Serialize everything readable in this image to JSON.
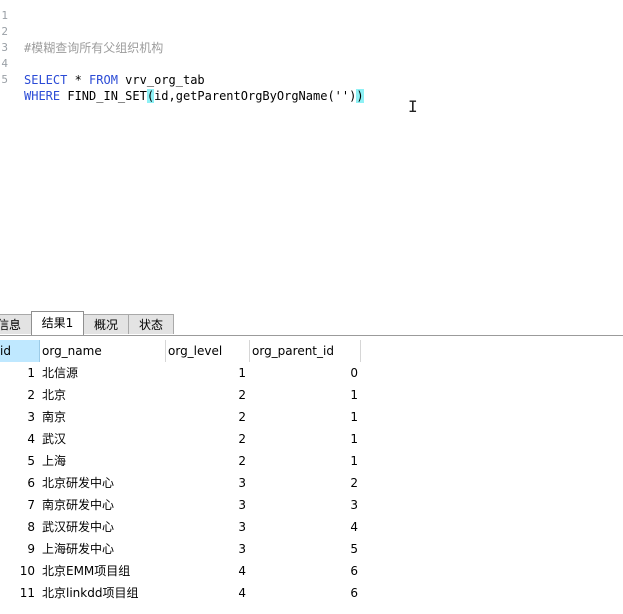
{
  "editor": {
    "lines": [
      {
        "number": "1",
        "comment": ""
      },
      {
        "number": "2",
        "comment": "#模糊查询所有父组织机构"
      },
      {
        "number": "3",
        "comment": ""
      },
      {
        "number": "4",
        "kw1": "SELECT",
        "p1": " * ",
        "kw2": "FROM",
        "p2": " vrv_org_tab"
      },
      {
        "number": "5",
        "kw1": "WHERE",
        "p1": " FIND_IN_SET",
        "hl_open": "(",
        "p2": "id,getParentOrgByOrgName('')",
        "hl_close": ")"
      }
    ]
  },
  "tabs": [
    {
      "label": "信息",
      "active": false
    },
    {
      "label": "结果1",
      "active": true
    },
    {
      "label": "概况",
      "active": false
    },
    {
      "label": "状态",
      "active": false
    }
  ],
  "grid": {
    "columns": [
      "id",
      "org_name",
      "org_level",
      "org_parent_id"
    ],
    "rows": [
      [
        "1",
        "北信源",
        "1",
        "0"
      ],
      [
        "2",
        "北京",
        "2",
        "1"
      ],
      [
        "3",
        "南京",
        "2",
        "1"
      ],
      [
        "4",
        "武汉",
        "2",
        "1"
      ],
      [
        "5",
        "上海",
        "2",
        "1"
      ],
      [
        "6",
        "北京研发中心",
        "3",
        "2"
      ],
      [
        "7",
        "南京研发中心",
        "3",
        "3"
      ],
      [
        "8",
        "武汉研发中心",
        "3",
        "4"
      ],
      [
        "9",
        "上海研发中心",
        "3",
        "5"
      ],
      [
        "10",
        "北京EMM项目组",
        "4",
        "6"
      ],
      [
        "11",
        "北京linkdd项目组",
        "4",
        "6"
      ]
    ]
  },
  "colors": {
    "keyword": "#2b4bd6",
    "comment": "#9c9c9c",
    "bracket_highlight": "#8ef1f5",
    "selected_header": "#bfe8ff"
  }
}
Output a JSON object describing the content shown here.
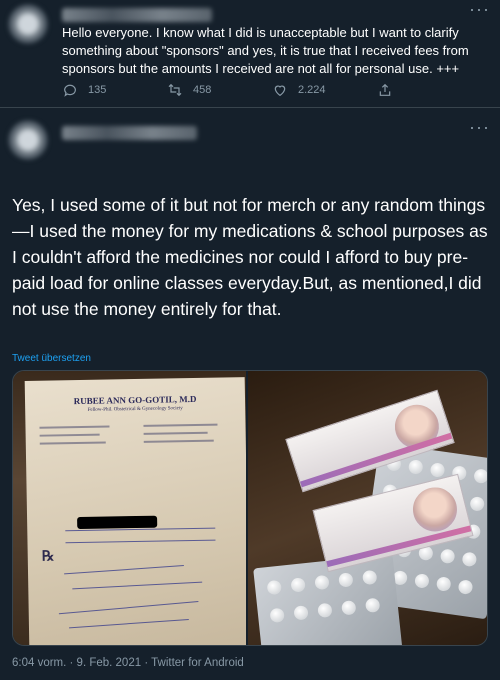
{
  "tweet1": {
    "text": "Hello everyone. I know what I did is unacceptable but I want to clarify something about \"sponsors\" and yes, it is true that I received fees from sponsors but the amounts I received are not all for personal use.  +++",
    "replies": "135",
    "retweets": "458",
    "likes": "2.224"
  },
  "tweet2": {
    "text": "Yes, I used some of it but not for merch or any random things—I used the money for my medications & school purposes as I couldn't afford the medicines nor could I afford to buy pre-paid load for online classes everyday.But, as mentioned,I did not use the money entirely for that.",
    "translate": "Tweet übersetzen",
    "footer": "6:04 vorm. · 9. Feb. 2021 · Twitter for Android"
  },
  "prescription": {
    "doctor": "RUBEE ANN GO-GOTIL, M.D",
    "subtitle": "Fellow-Phil. Obstetrical & Gynecology Society"
  },
  "icons": {
    "more": "more-icon",
    "reply": "reply-icon",
    "retweet": "retweet-icon",
    "like": "heart-icon",
    "share": "share-icon"
  },
  "colors": {
    "background": "#15202b",
    "muted": "#8899a6",
    "link": "#1da1f2",
    "border": "#38444d"
  }
}
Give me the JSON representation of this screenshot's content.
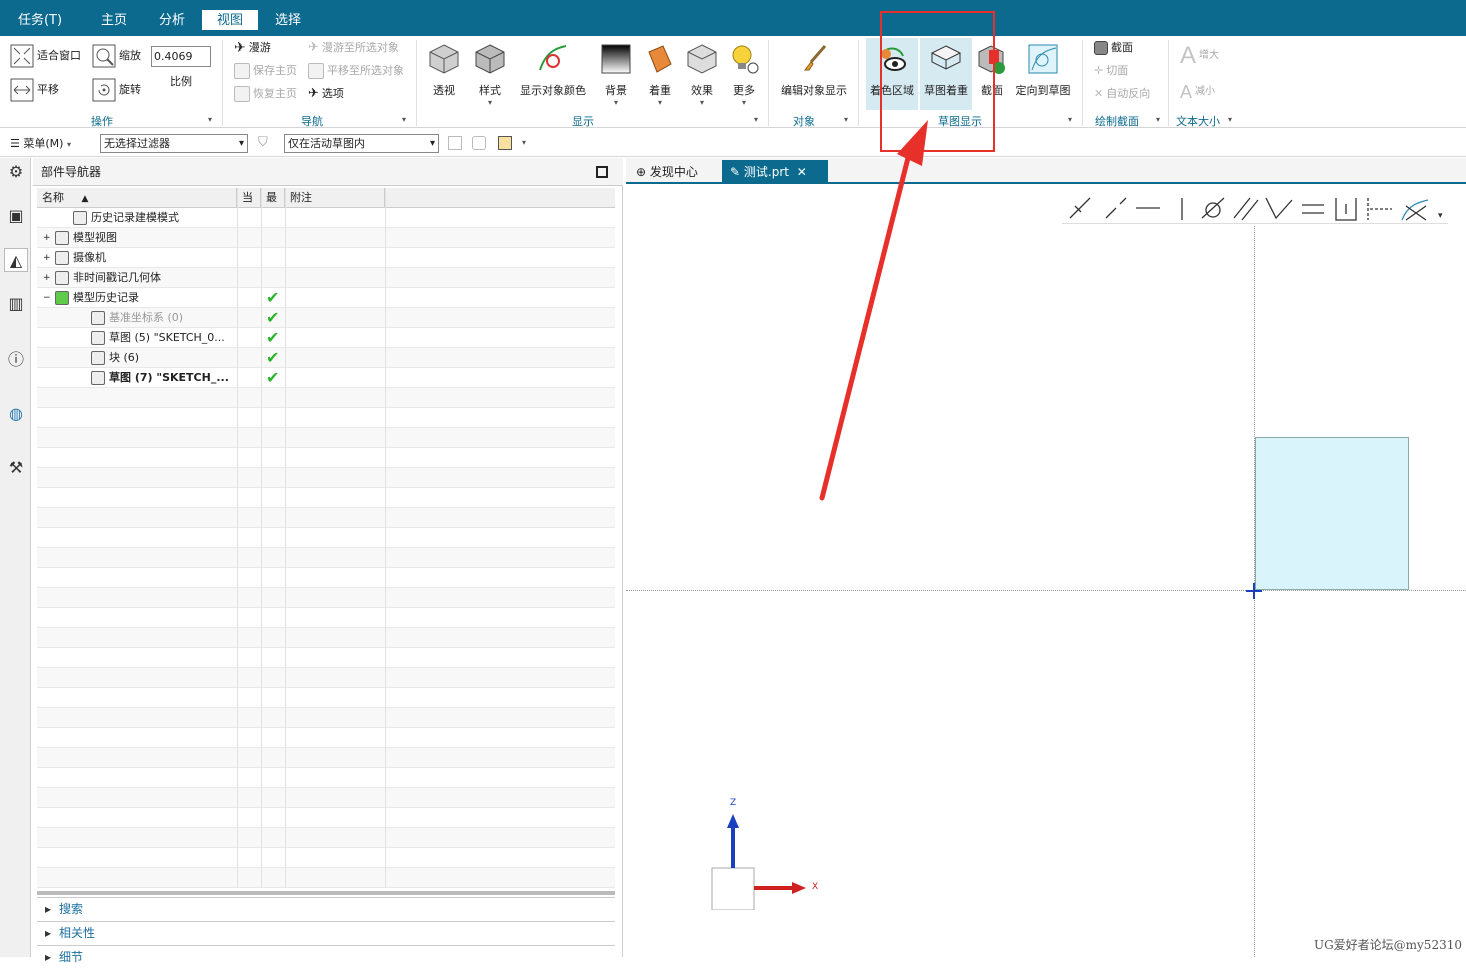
{
  "menu": {
    "tabs": [
      "任务(T)",
      "主页",
      "分析",
      "视图",
      "选择"
    ],
    "active_tab": "视图"
  },
  "ribbon": {
    "operation": {
      "fit_window": "适合窗口",
      "zoom": "缩放",
      "scale_value": "0.4069",
      "scale_label": "比例",
      "pan": "平移",
      "rotate": "旋转",
      "group_label": "操作"
    },
    "navigation": {
      "fly": "漫游",
      "save_home": "保存主页",
      "restore_home": "恢复主页",
      "fly_to_selected": "漫游至所选对象",
      "pan_to_selected": "平移至所选对象",
      "options": "选项",
      "group_label": "导航"
    },
    "display": {
      "perspective": "透视",
      "style": "样式",
      "show_object_color": "显示对象颜色",
      "background": "背景",
      "shading": "着重",
      "effects": "效果",
      "more": "更多",
      "group_label": "显示"
    },
    "object": {
      "edit_object_display": "编辑对象显示",
      "group_label": "对象"
    },
    "sketch_display": {
      "shaded_region": "着色区域",
      "sketch_emphasis": "草图着重",
      "section": "截面",
      "orient_to_sketch": "定向到草图",
      "group_label": "草图显示"
    },
    "draw_section": {
      "section": "截面",
      "cut_plane": "切面",
      "auto_reverse": "自动反向",
      "group_label": "绘制截面"
    },
    "text_size": {
      "increase": "增大",
      "decrease": "减小",
      "group_label": "文本大小"
    }
  },
  "toolbar2": {
    "menu_label": "菜单(M)",
    "filter": "无选择过滤器",
    "scope": "仅在活动草图内"
  },
  "navigator": {
    "title": "部件导航器",
    "columns": [
      "名称",
      "当",
      "最",
      "附注"
    ],
    "rows": [
      {
        "name": "历史记录建模模式",
        "check": ""
      },
      {
        "name": "模型视图",
        "check": ""
      },
      {
        "name": "摄像机",
        "check": ""
      },
      {
        "name": "非时间戳记几何体",
        "check": ""
      },
      {
        "name": "模型历史记录",
        "check": "✔"
      },
      {
        "name": "基准坐标系 (0)",
        "check": "✔"
      },
      {
        "name": "草图 (5) \"SKETCH_0...",
        "check": "✔"
      },
      {
        "name": "块 (6)",
        "check": "✔"
      },
      {
        "name": "草图 (7) \"SKETCH_...",
        "check": "✔"
      }
    ],
    "panels": [
      "搜索",
      "相关性",
      "细节"
    ]
  },
  "view_tabs": {
    "discovery": "发现中心",
    "file": "测试.prt"
  },
  "triad": {
    "z": "Z",
    "x": "X"
  },
  "watermark": "UG爱好者论坛@my52310",
  "colors": {
    "accent": "#0b6a8d",
    "highlight_box": "#e8302a",
    "sketch_fill": "#d9f5fb"
  }
}
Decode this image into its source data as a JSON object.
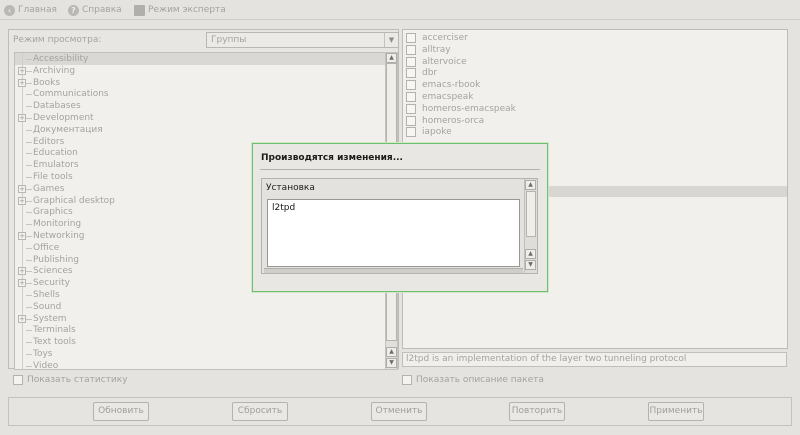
{
  "toolbar": {
    "home": "Главная",
    "help": "Справка",
    "expert": "Режим эксперта"
  },
  "view": {
    "label": "Режим просмотра:",
    "selected": "Группы"
  },
  "groups": [
    {
      "label": "Accessibility",
      "expander": false,
      "selected": true
    },
    {
      "label": "Archiving",
      "expander": true
    },
    {
      "label": "Books",
      "expander": true
    },
    {
      "label": "Communications",
      "expander": false
    },
    {
      "label": "Databases",
      "expander": false
    },
    {
      "label": "Development",
      "expander": true
    },
    {
      "label": "Документация",
      "expander": false
    },
    {
      "label": "Editors",
      "expander": false
    },
    {
      "label": "Education",
      "expander": false
    },
    {
      "label": "Emulators",
      "expander": false
    },
    {
      "label": "File tools",
      "expander": false
    },
    {
      "label": "Games",
      "expander": true
    },
    {
      "label": "Graphical desktop",
      "expander": true
    },
    {
      "label": "Graphics",
      "expander": false
    },
    {
      "label": "Monitoring",
      "expander": false
    },
    {
      "label": "Networking",
      "expander": true
    },
    {
      "label": "Office",
      "expander": false
    },
    {
      "label": "Publishing",
      "expander": false
    },
    {
      "label": "Sciences",
      "expander": true
    },
    {
      "label": "Security",
      "expander": true
    },
    {
      "label": "Shells",
      "expander": false
    },
    {
      "label": "Sound",
      "expander": false
    },
    {
      "label": "System",
      "expander": true
    },
    {
      "label": "Terminals",
      "expander": false
    },
    {
      "label": "Text tools",
      "expander": false
    },
    {
      "label": "Toys",
      "expander": false
    },
    {
      "label": "Video",
      "expander": false
    }
  ],
  "packages": [
    {
      "name": "accerciser"
    },
    {
      "name": "alltray"
    },
    {
      "name": "altervoice"
    },
    {
      "name": "dbr"
    },
    {
      "name": "emacs-rbook"
    },
    {
      "name": "emacspeak"
    },
    {
      "name": "homeros-emacspeak"
    },
    {
      "name": "homeros-orca"
    },
    {
      "name": "iapoke"
    }
  ],
  "description": "l2tpd is an implementation of the layer two tunneling protocol",
  "show_stats": "Показать статистику",
  "show_desc": "Показать описание пакета",
  "buttons": {
    "update": "Обновить",
    "reset": "Сбросить",
    "undo": "Отменить",
    "redo": "Повторить",
    "apply": "Применить"
  },
  "modal": {
    "title": "Производятся изменения...",
    "subtitle": "Установка",
    "text": "l2tpd"
  }
}
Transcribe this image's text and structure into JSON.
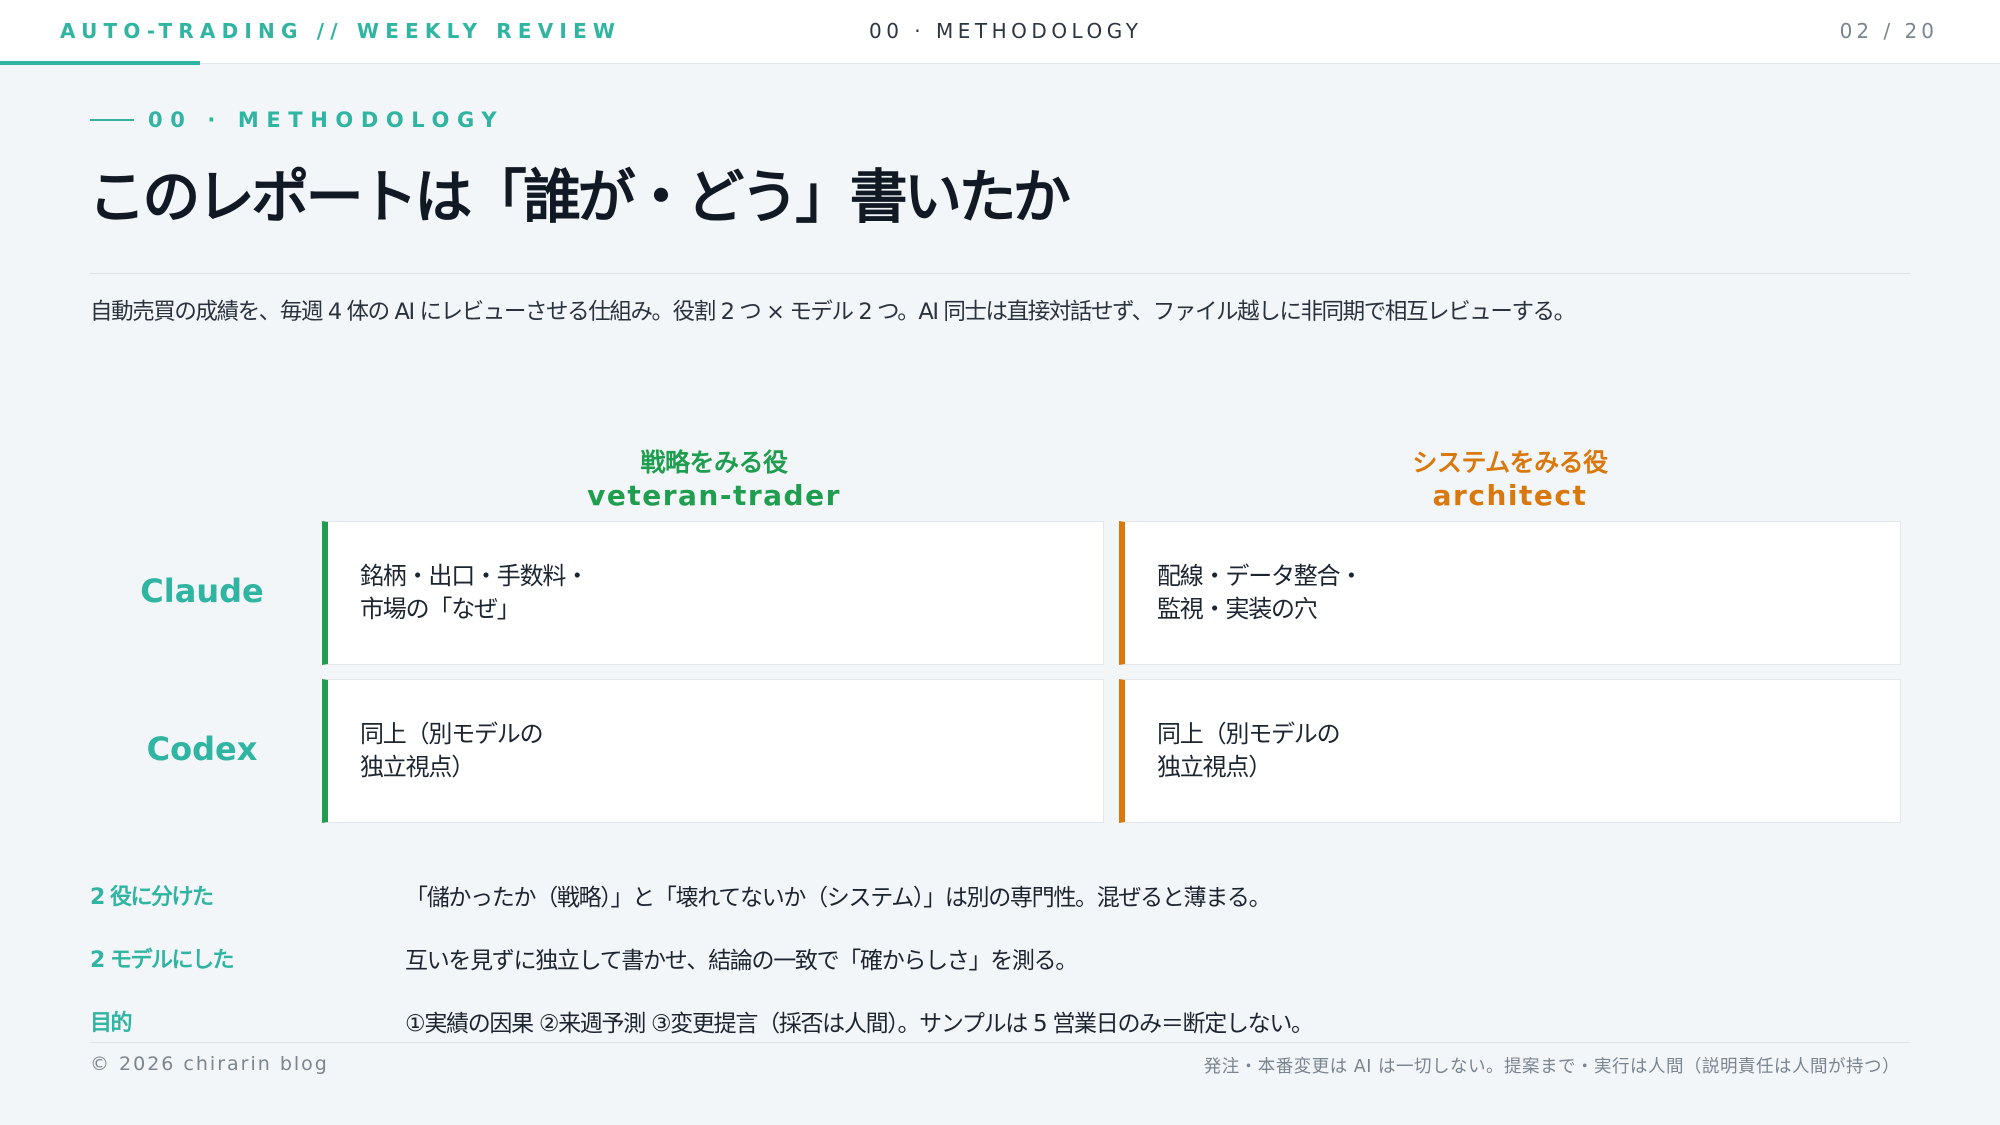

════════

Task statement - Determine the number of lines in the listing that contain the string "comment". Write that number and nothing else.

The reply - 4